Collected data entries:
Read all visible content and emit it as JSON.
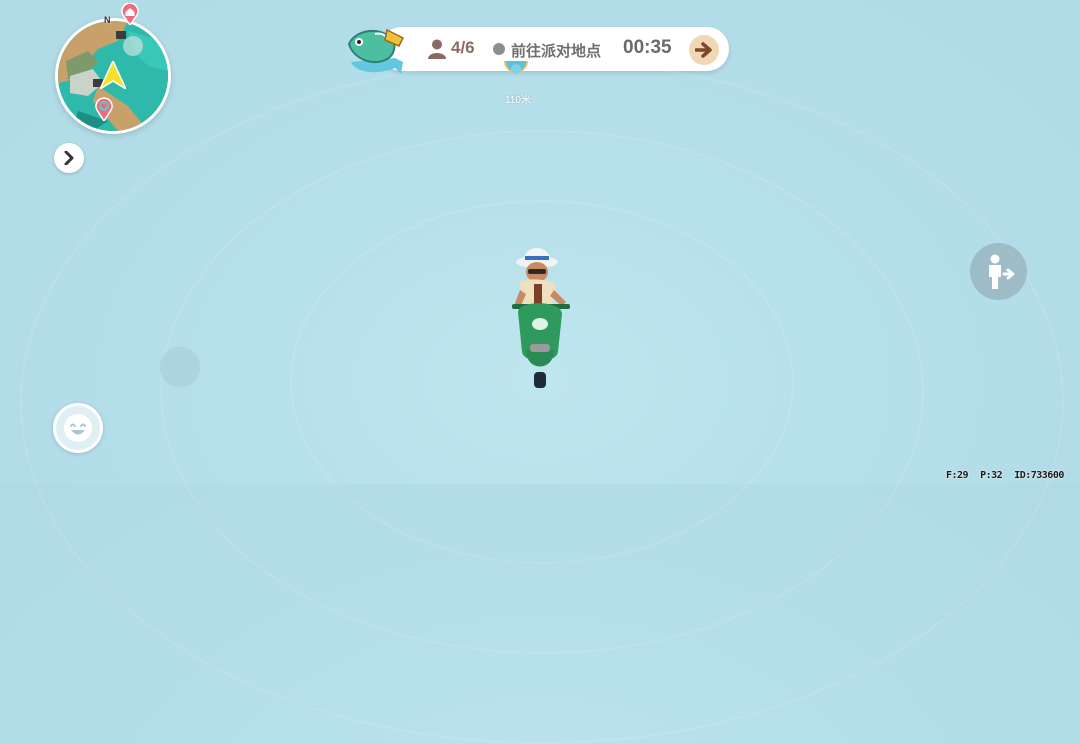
{
  "minimap": {
    "compass_label": "N",
    "icons": [
      "home-icon",
      "destination-heart-icon",
      "player-arrow-icon"
    ]
  },
  "banner": {
    "badge_icon": "fish-badge-icon",
    "player_count": "4/6",
    "status_text": "前往派对地点",
    "timer": "00:35",
    "go_icon": "arrow-right-icon"
  },
  "waypoint": {
    "distance": "110米"
  },
  "controls": {
    "expand_icon": "chevron-right-icon",
    "dismount_icon": "person-exit-icon",
    "emote_icon": "smiley-face-icon",
    "joystick": "virtual-joystick"
  },
  "debug": {
    "fps": "F:29",
    "ping": "P:32",
    "id": "ID:733600"
  },
  "colors": {
    "sky": "#b6e0ea",
    "accent": "#f1d7b5",
    "scooter": "#2f9a5e"
  }
}
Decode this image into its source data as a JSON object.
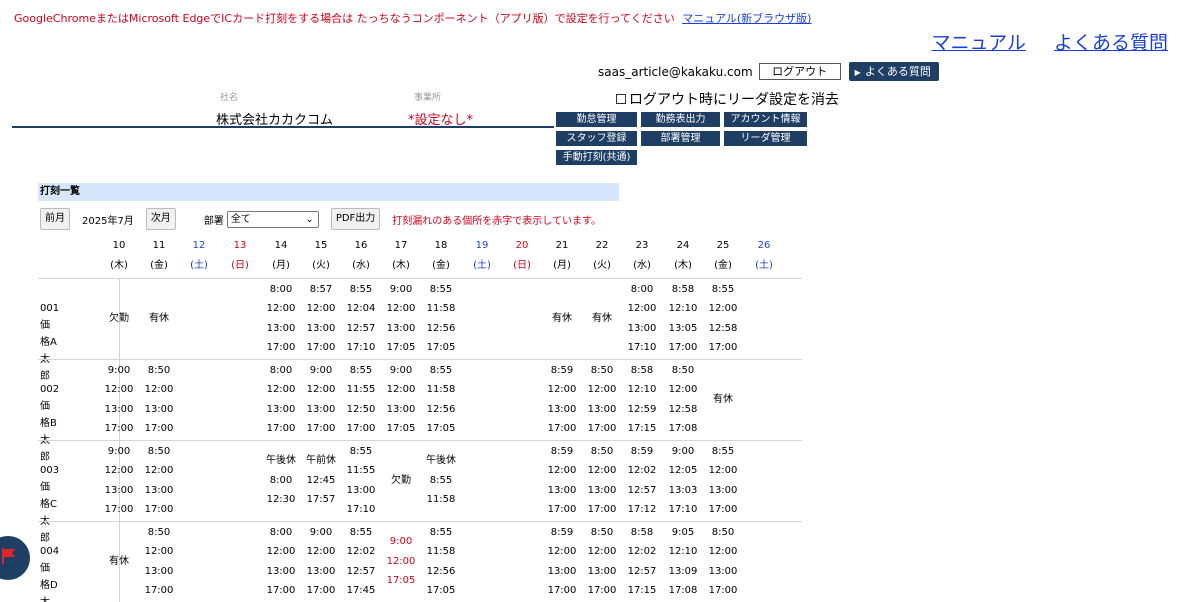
{
  "notice": {
    "text": "GoogleChromeまたはMicrosoft EdgeでICカード打刻をする場合は たっちなうコンポーネント（アプリ版）で設定を行ってください",
    "link": "マニュアル(新ブラウザ版)"
  },
  "toplinks": {
    "manual": "マニュアル",
    "faq": "よくある質問"
  },
  "user": {
    "email": "saas_article@kakaku.com",
    "logout": "ログアウト",
    "faq": "よくある質問"
  },
  "clear_setting": "ログアウト時にリーダ設定を消去",
  "company": {
    "label": "社名",
    "value": "株式会社カカクコム"
  },
  "office": {
    "label": "事業所",
    "value": "*設定なし*"
  },
  "nav": [
    {
      "label": "勤怠管理"
    },
    {
      "label": "勤務表出力"
    },
    {
      "label": "アカウント情報"
    },
    {
      "label": "スタッフ登録"
    },
    {
      "label": "部署管理"
    },
    {
      "label": "リーダ管理"
    },
    {
      "label": "手動打刻(共通)"
    }
  ],
  "section_title": "打刻一覧",
  "controls": {
    "prev": "前月",
    "month": "2025年7月",
    "next": "次月",
    "dept_label": "部署",
    "dept_value": "全て",
    "pdf": "PDF出力",
    "warning": "打刻漏れのある個所を赤字で表示しています。"
  },
  "colors": {
    "navy": "#1f3e64",
    "red": "#d0021b",
    "blue": "#1a3fd6",
    "section_bg": "#d7e7fb"
  },
  "days": [
    {
      "d": "10",
      "w": "(木)",
      "t": ""
    },
    {
      "d": "11",
      "w": "(金)",
      "t": ""
    },
    {
      "d": "12",
      "w": "(土)",
      "t": "sat"
    },
    {
      "d": "13",
      "w": "(日)",
      "t": "sun"
    },
    {
      "d": "14",
      "w": "(月)",
      "t": ""
    },
    {
      "d": "15",
      "w": "(火)",
      "t": ""
    },
    {
      "d": "16",
      "w": "(水)",
      "t": ""
    },
    {
      "d": "17",
      "w": "(木)",
      "t": ""
    },
    {
      "d": "18",
      "w": "(金)",
      "t": ""
    },
    {
      "d": "19",
      "w": "(土)",
      "t": "sat"
    },
    {
      "d": "20",
      "w": "(日)",
      "t": "sun"
    },
    {
      "d": "21",
      "w": "(月)",
      "t": ""
    },
    {
      "d": "22",
      "w": "(火)",
      "t": ""
    },
    {
      "d": "23",
      "w": "(水)",
      "t": ""
    },
    {
      "d": "24",
      "w": "(木)",
      "t": ""
    },
    {
      "d": "25",
      "w": "(金)",
      "t": ""
    },
    {
      "d": "26",
      "w": "(土)",
      "t": "sat"
    }
  ],
  "employees": [
    {
      "id": "001",
      "name": "価格A太郎",
      "cells": [
        [
          "欠勤"
        ],
        [
          "有休"
        ],
        [],
        [],
        [
          "8:00",
          "12:00",
          "13:00",
          "17:00"
        ],
        [
          "8:57",
          "12:00",
          "13:00",
          "17:00"
        ],
        [
          "8:55",
          "12:04",
          "12:57",
          "17:10"
        ],
        [
          "9:00",
          "12:00",
          "13:00",
          "17:05"
        ],
        [
          "8:55",
          "11:58",
          "12:56",
          "17:05"
        ],
        [],
        [],
        [
          "有休"
        ],
        [
          "有休"
        ],
        [
          "8:00",
          "12:00",
          "13:00",
          "17:10"
        ],
        [
          "8:58",
          "12:10",
          "13:05",
          "17:00"
        ],
        [
          "8:55",
          "12:00",
          "12:58",
          "17:00"
        ],
        []
      ]
    },
    {
      "id": "002",
      "name": "価格B太郎",
      "cells": [
        [
          "9:00",
          "12:00",
          "13:00",
          "17:00"
        ],
        [
          "8:50",
          "12:00",
          "13:00",
          "17:00"
        ],
        [],
        [],
        [
          "8:00",
          "12:00",
          "13:00",
          "17:00"
        ],
        [
          "9:00",
          "12:00",
          "13:00",
          "17:00"
        ],
        [
          "8:55",
          "11:55",
          "12:50",
          "17:00"
        ],
        [
          "9:00",
          "12:00",
          "13:00",
          "17:05"
        ],
        [
          "8:55",
          "11:58",
          "12:56",
          "17:05"
        ],
        [],
        [],
        [
          "8:59",
          "12:00",
          "13:00",
          "17:00"
        ],
        [
          "8:50",
          "12:00",
          "13:00",
          "17:00"
        ],
        [
          "8:58",
          "12:10",
          "12:59",
          "17:15"
        ],
        [
          "8:50",
          "12:00",
          "12:58",
          "17:08"
        ],
        [
          "有休"
        ],
        []
      ]
    },
    {
      "id": "003",
      "name": "価格C太郎",
      "cells": [
        [
          "9:00",
          "12:00",
          "13:00",
          "17:00"
        ],
        [
          "8:50",
          "12:00",
          "13:00",
          "17:00"
        ],
        [],
        [],
        [
          "午後休",
          "8:00",
          "12:30"
        ],
        [
          "午前休",
          "12:45",
          "17:57"
        ],
        [
          "8:55",
          "11:55",
          "13:00",
          "17:10"
        ],
        [
          "欠勤"
        ],
        [
          "午後休",
          "8:55",
          "11:58"
        ],
        [],
        [],
        [
          "8:59",
          "12:00",
          "13:00",
          "17:00"
        ],
        [
          "8:50",
          "12:00",
          "13:00",
          "17:00"
        ],
        [
          "8:59",
          "12:02",
          "12:57",
          "17:12"
        ],
        [
          "9:00",
          "12:05",
          "13:03",
          "17:10"
        ],
        [
          "8:55",
          "12:00",
          "13:00",
          "17:00"
        ],
        []
      ]
    },
    {
      "id": "004",
      "name": "価格D太郎",
      "cells": [
        [
          "有休"
        ],
        [
          "8:50",
          "12:00",
          "13:00",
          "17:00"
        ],
        [],
        [],
        [
          "8:00",
          "12:00",
          "13:00",
          "17:00"
        ],
        [
          "9:00",
          "12:00",
          "13:00",
          "17:00"
        ],
        [
          "8:55",
          "12:02",
          "12:57",
          "17:45"
        ],
        [
          "!9:00",
          "!12:00",
          "!17:05"
        ],
        [
          "8:55",
          "11:58",
          "12:56",
          "17:05"
        ],
        [],
        [],
        [
          "8:59",
          "12:00",
          "13:00",
          "17:00"
        ],
        [
          "8:50",
          "12:00",
          "13:00",
          "17:00"
        ],
        [
          "8:58",
          "12:02",
          "12:57",
          "17:15"
        ],
        [
          "9:05",
          "12:10",
          "13:09",
          "17:08"
        ],
        [
          "8:50",
          "12:00",
          "13:00",
          "17:00"
        ],
        []
      ]
    }
  ]
}
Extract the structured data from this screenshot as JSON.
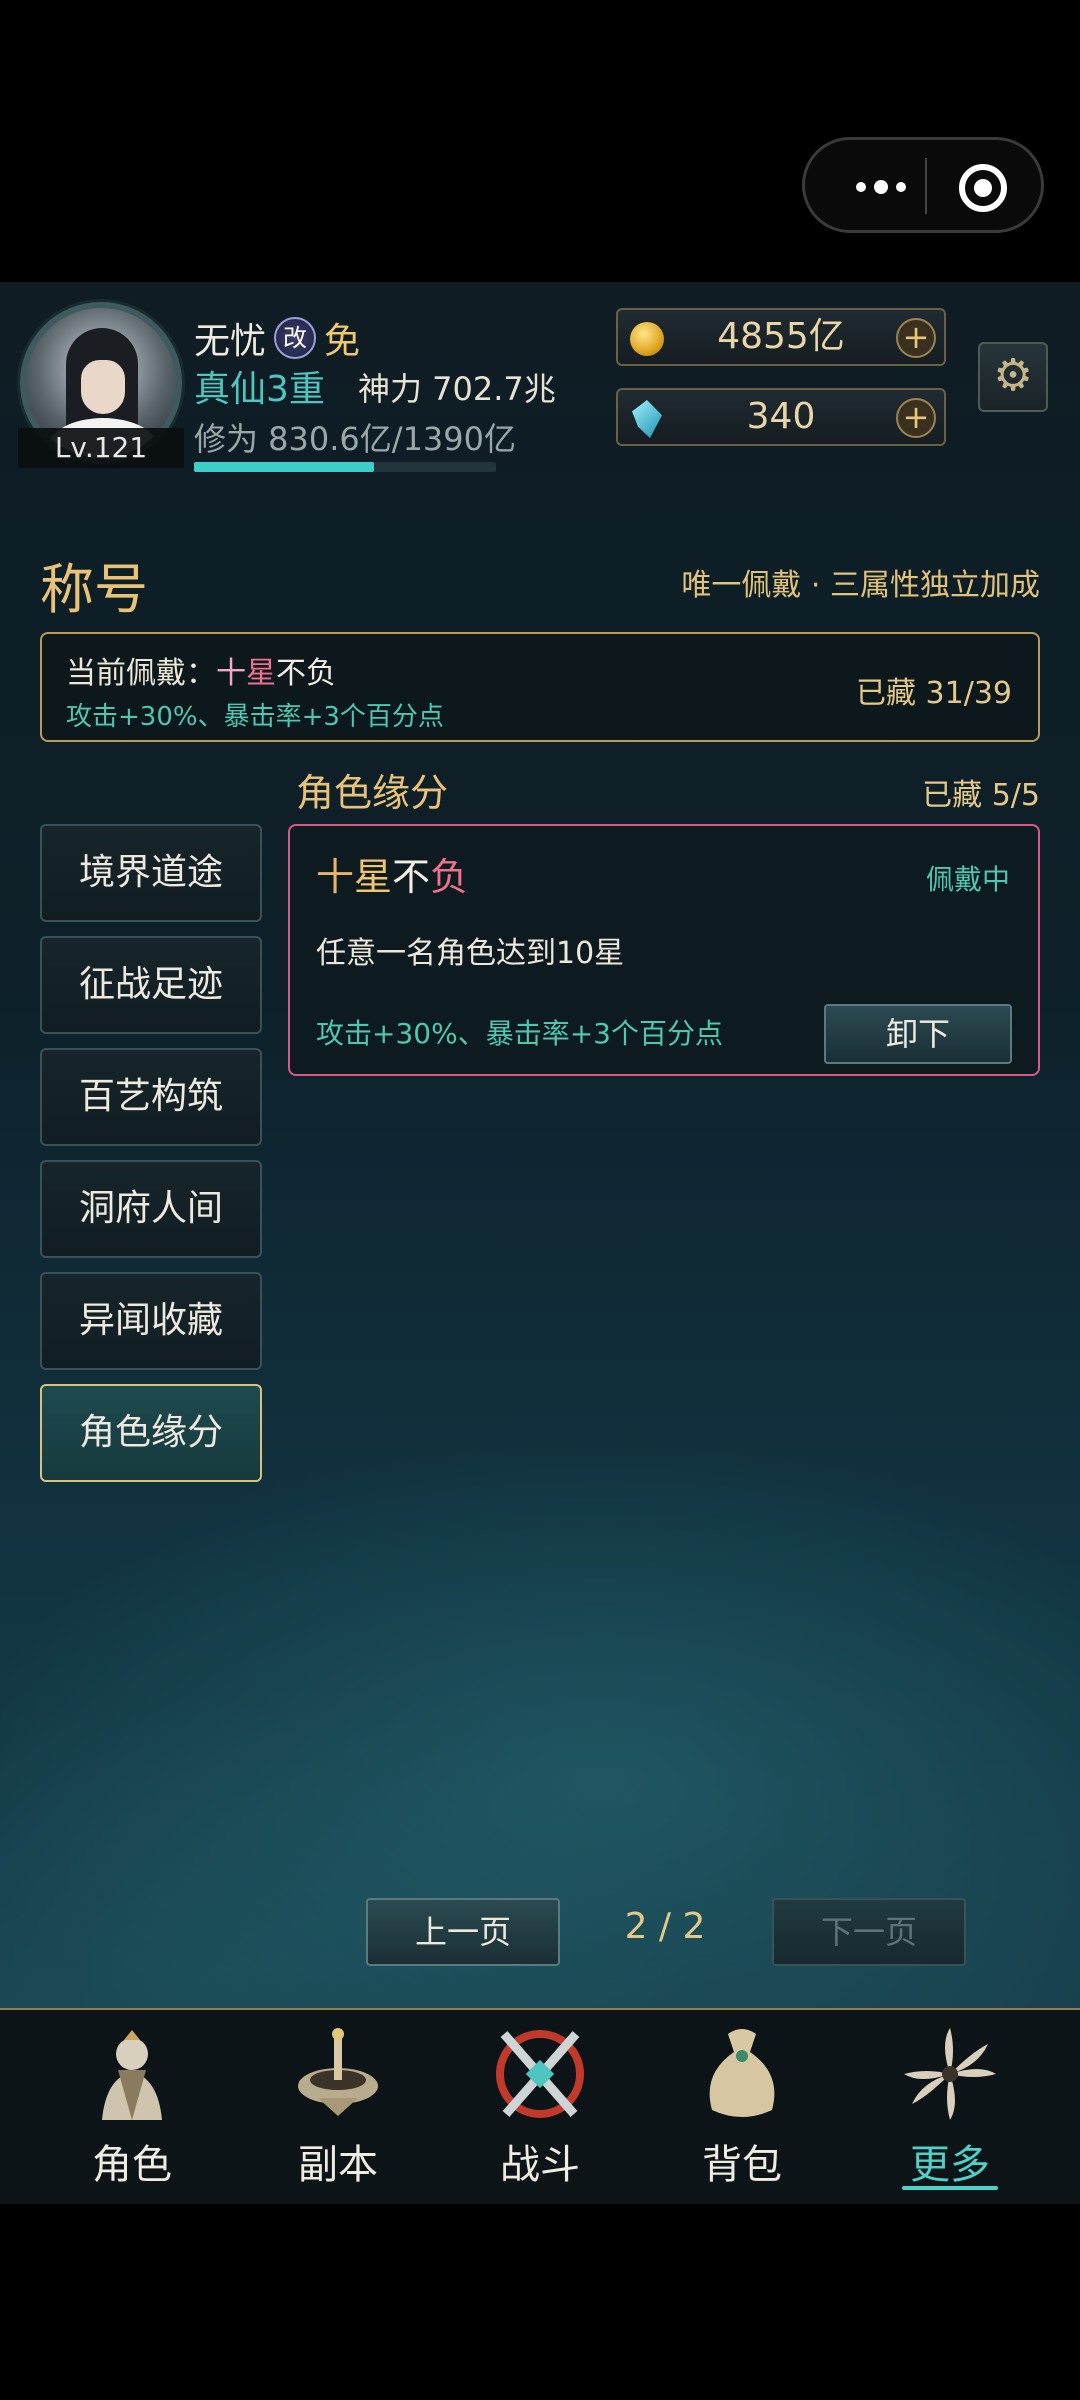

WHAT IS EXPECTED: Copy out each line in the listing that has the word "name".

SOLUTION TO THIS TASK:
      "name": "価格A太郎",
      "name": "価格B太郎",
      "name": "価格C太郎",
      "name": "価格D太郎",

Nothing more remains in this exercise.